» **TASK REQUIREMENTS**:
Reproduce all records verbatim.

Dataset entries on figures:
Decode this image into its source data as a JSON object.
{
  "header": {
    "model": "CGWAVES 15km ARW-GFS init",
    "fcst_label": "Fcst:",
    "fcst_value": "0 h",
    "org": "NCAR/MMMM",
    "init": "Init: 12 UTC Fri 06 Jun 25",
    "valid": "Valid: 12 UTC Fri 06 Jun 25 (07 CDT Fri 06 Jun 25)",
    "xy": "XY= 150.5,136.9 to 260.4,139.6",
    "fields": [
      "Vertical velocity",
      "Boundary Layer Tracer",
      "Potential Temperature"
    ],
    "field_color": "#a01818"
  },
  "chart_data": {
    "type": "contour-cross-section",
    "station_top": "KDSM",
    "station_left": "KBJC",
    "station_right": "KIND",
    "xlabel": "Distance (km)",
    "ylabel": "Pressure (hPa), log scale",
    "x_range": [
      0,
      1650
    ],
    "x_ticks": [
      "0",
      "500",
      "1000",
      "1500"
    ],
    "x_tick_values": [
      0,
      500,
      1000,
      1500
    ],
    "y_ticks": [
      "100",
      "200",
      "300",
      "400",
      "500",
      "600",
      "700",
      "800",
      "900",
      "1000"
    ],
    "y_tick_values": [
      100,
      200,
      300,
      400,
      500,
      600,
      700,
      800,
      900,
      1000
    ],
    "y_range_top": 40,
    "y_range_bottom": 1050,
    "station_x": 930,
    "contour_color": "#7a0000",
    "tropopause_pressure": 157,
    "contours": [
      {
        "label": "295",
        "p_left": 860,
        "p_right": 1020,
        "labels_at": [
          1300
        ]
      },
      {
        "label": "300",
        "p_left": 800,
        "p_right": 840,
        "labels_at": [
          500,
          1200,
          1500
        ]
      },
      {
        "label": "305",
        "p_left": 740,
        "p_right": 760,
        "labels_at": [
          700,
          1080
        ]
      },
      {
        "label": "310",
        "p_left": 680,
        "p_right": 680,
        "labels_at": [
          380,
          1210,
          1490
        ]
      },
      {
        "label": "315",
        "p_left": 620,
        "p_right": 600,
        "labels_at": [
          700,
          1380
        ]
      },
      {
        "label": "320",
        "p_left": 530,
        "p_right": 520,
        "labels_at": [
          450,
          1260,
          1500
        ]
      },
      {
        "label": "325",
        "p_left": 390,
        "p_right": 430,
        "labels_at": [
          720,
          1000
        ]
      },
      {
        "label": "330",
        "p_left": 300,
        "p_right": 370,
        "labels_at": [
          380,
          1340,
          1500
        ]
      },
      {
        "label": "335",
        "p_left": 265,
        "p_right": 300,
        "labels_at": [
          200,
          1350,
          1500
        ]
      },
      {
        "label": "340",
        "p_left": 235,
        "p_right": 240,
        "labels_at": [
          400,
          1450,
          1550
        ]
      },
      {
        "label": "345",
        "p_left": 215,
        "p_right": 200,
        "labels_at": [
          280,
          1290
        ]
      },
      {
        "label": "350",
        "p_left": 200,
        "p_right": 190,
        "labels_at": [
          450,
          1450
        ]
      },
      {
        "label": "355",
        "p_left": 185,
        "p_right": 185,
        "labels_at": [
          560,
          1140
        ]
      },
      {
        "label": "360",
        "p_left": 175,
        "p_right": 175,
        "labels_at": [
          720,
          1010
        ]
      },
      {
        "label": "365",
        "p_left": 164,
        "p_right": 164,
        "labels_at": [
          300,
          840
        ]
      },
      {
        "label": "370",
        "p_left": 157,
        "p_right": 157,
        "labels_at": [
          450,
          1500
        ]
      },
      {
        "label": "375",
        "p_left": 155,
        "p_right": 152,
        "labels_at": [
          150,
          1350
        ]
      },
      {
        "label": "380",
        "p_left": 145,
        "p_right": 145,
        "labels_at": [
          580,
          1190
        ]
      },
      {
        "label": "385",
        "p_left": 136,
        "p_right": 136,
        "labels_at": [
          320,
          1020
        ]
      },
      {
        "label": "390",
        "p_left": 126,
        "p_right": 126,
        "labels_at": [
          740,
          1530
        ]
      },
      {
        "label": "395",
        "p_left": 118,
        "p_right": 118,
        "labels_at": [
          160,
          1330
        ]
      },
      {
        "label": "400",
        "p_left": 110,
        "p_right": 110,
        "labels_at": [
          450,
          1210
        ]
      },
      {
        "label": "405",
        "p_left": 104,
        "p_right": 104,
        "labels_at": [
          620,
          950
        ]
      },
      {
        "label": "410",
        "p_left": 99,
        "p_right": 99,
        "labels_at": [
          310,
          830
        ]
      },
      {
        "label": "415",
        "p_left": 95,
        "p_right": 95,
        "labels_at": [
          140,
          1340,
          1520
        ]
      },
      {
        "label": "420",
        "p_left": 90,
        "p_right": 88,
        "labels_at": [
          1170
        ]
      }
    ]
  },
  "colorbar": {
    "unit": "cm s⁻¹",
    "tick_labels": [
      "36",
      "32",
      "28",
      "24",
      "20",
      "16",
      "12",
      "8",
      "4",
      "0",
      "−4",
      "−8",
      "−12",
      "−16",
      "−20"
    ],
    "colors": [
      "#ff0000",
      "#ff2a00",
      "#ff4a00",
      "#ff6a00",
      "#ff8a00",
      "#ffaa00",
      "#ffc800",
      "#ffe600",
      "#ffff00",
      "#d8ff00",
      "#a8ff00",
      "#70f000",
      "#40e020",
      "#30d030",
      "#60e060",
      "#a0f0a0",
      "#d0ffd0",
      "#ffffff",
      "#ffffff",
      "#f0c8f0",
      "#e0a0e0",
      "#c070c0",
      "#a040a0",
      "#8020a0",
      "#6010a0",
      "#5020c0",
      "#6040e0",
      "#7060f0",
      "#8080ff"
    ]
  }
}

» **REPLY**:
Decode this image into its source data as a JSON object.
{
  "header": {
    "model": "CGWAVES 15km ARW-GFS init",
    "fcst_label": "Fcst:",
    "fcst_value": "0 h",
    "org": "NCAR/MMMM",
    "init": "Init: 12 UTC Fri 06 Jun 25",
    "valid": "Valid: 12 UTC Fri 06 Jun 25 (07 CDT Fri 06 Jun 25)",
    "xy": "XY= 150.5,136.9 to 260.4,139.6",
    "fields": [
      "Vertical velocity",
      "Boundary Layer Tracer",
      "Potential Temperature"
    ],
    "field_color": "#a01818"
  },
  "chart_data": {
    "type": "contour-cross-section",
    "station_top": "KDSM",
    "station_left": "KBJC",
    "station_right": "KIND",
    "xlabel": "Distance (km)",
    "ylabel": "Pressure (hPa), log scale",
    "x_range": [
      0,
      1650
    ],
    "x_ticks": [
      "0",
      "500",
      "1000",
      "1500"
    ],
    "x_tick_values": [
      0,
      500,
      1000,
      1500
    ],
    "y_ticks": [
      "100",
      "200",
      "300",
      "400",
      "500",
      "600",
      "700",
      "800",
      "900",
      "1000"
    ],
    "y_tick_values": [
      100,
      200,
      300,
      400,
      500,
      600,
      700,
      800,
      900,
      1000
    ],
    "y_range_top": 40,
    "y_range_bottom": 1050,
    "station_x": 930,
    "contour_color": "#7a0000",
    "tropopause_pressure": 157,
    "contours": [
      {
        "label": "295",
        "p_left": 860,
        "p_right": 1020,
        "labels_at": [
          1300
        ]
      },
      {
        "label": "300",
        "p_left": 800,
        "p_right": 840,
        "labels_at": [
          500,
          1200,
          1500
        ]
      },
      {
        "label": "305",
        "p_left": 740,
        "p_right": 760,
        "labels_at": [
          700,
          1080
        ]
      },
      {
        "label": "310",
        "p_left": 680,
        "p_right": 680,
        "labels_at": [
          380,
          1210,
          1490
        ]
      },
      {
        "label": "315",
        "p_left": 620,
        "p_right": 600,
        "labels_at": [
          700,
          1380
        ]
      },
      {
        "label": "320",
        "p_left": 530,
        "p_right": 520,
        "labels_at": [
          450,
          1260,
          1500
        ]
      },
      {
        "label": "325",
        "p_left": 390,
        "p_right": 430,
        "labels_at": [
          720,
          1000
        ]
      },
      {
        "label": "330",
        "p_left": 300,
        "p_right": 370,
        "labels_at": [
          380,
          1340,
          1500
        ]
      },
      {
        "label": "335",
        "p_left": 265,
        "p_right": 300,
        "labels_at": [
          200,
          1350,
          1500
        ]
      },
      {
        "label": "340",
        "p_left": 235,
        "p_right": 240,
        "labels_at": [
          400,
          1450,
          1550
        ]
      },
      {
        "label": "345",
        "p_left": 215,
        "p_right": 200,
        "labels_at": [
          280,
          1290
        ]
      },
      {
        "label": "350",
        "p_left": 200,
        "p_right": 190,
        "labels_at": [
          450,
          1450
        ]
      },
      {
        "label": "355",
        "p_left": 185,
        "p_right": 185,
        "labels_at": [
          560,
          1140
        ]
      },
      {
        "label": "360",
        "p_left": 175,
        "p_right": 175,
        "labels_at": [
          720,
          1010
        ]
      },
      {
        "label": "365",
        "p_left": 164,
        "p_right": 164,
        "labels_at": [
          300,
          840
        ]
      },
      {
        "label": "370",
        "p_left": 157,
        "p_right": 157,
        "labels_at": [
          450,
          1500
        ]
      },
      {
        "label": "375",
        "p_left": 155,
        "p_right": 152,
        "labels_at": [
          150,
          1350
        ]
      },
      {
        "label": "380",
        "p_left": 145,
        "p_right": 145,
        "labels_at": [
          580,
          1190
        ]
      },
      {
        "label": "385",
        "p_left": 136,
        "p_right": 136,
        "labels_at": [
          320,
          1020
        ]
      },
      {
        "label": "390",
        "p_left": 126,
        "p_right": 126,
        "labels_at": [
          740,
          1530
        ]
      },
      {
        "label": "395",
        "p_left": 118,
        "p_right": 118,
        "labels_at": [
          160,
          1330
        ]
      },
      {
        "label": "400",
        "p_left": 110,
        "p_right": 110,
        "labels_at": [
          450,
          1210
        ]
      },
      {
        "label": "405",
        "p_left": 104,
        "p_right": 104,
        "labels_at": [
          620,
          950
        ]
      },
      {
        "label": "410",
        "p_left": 99,
        "p_right": 99,
        "labels_at": [
          310,
          830
        ]
      },
      {
        "label": "415",
        "p_left": 95,
        "p_right": 95,
        "labels_at": [
          140,
          1340,
          1520
        ]
      },
      {
        "label": "420",
        "p_left": 90,
        "p_right": 88,
        "labels_at": [
          1170
        ]
      }
    ]
  },
  "colorbar": {
    "unit": "cm s⁻¹",
    "tick_labels": [
      "36",
      "32",
      "28",
      "24",
      "20",
      "16",
      "12",
      "8",
      "4",
      "0",
      "−4",
      "−8",
      "−12",
      "−16",
      "−20"
    ],
    "colors": [
      "#ff0000",
      "#ff2a00",
      "#ff4a00",
      "#ff6a00",
      "#ff8a00",
      "#ffaa00",
      "#ffc800",
      "#ffe600",
      "#ffff00",
      "#d8ff00",
      "#a8ff00",
      "#70f000",
      "#40e020",
      "#30d030",
      "#60e060",
      "#a0f0a0",
      "#d0ffd0",
      "#ffffff",
      "#ffffff",
      "#f0c8f0",
      "#e0a0e0",
      "#c070c0",
      "#a040a0",
      "#8020a0",
      "#6010a0",
      "#5020c0",
      "#6040e0",
      "#7060f0",
      "#8080ff"
    ]
  }
}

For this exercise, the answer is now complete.